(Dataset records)

________________________

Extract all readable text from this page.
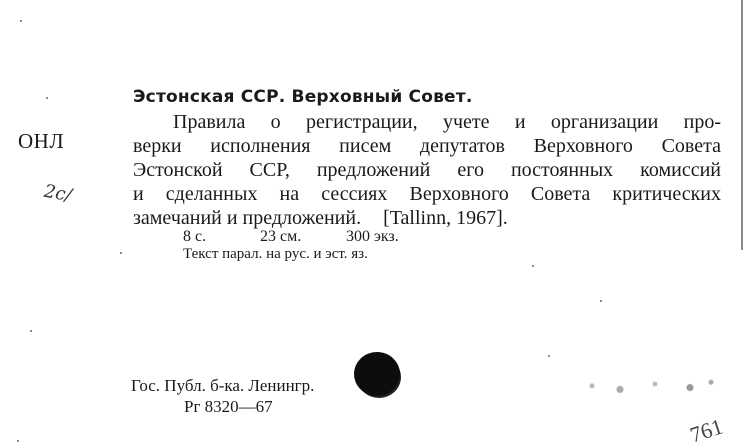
ОНЛ
2с/
Эстонская ССР. Верховный Совет.
Правила о регистрации, учете и организации про-
верки исполнения писем депутатов Верховного Совета
Эстонской ССР, предложений его постоянных комиссий
и сделанных на сессиях Верховного Совета критических
замечаний и предложений. [Tallinn, 1967].
8 с.	23 см.	300 экз.
Текст парал. на рус. и эст. яз.
Гос. Публ. б-ка. Ленингр.
Рг 8320—67
761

________________________

EXERCISE OBJECTIVE:
The records above are to be quoted exactly, with all pictures left out.

SOLUTION TO THIS TASK:
Extract all readable text from this page.
ОНЛ
2с/
Эстонская ССР. Верховный Совет.
Правила о регистрации, учете и организации про-
верки исполнения писем депутатов Верховного Совета
Эстонской ССР, предложений его постоянных комиссий
и сделанных на сессиях Верховного Совета критических
замечаний и предложений. [Tallinn, 1967].
8 с.	23 см.	300 экз.
Текст парал. на рус. и эст. яз.
Гос. Публ. б-ка. Ленингр.
Рг 8320—67
761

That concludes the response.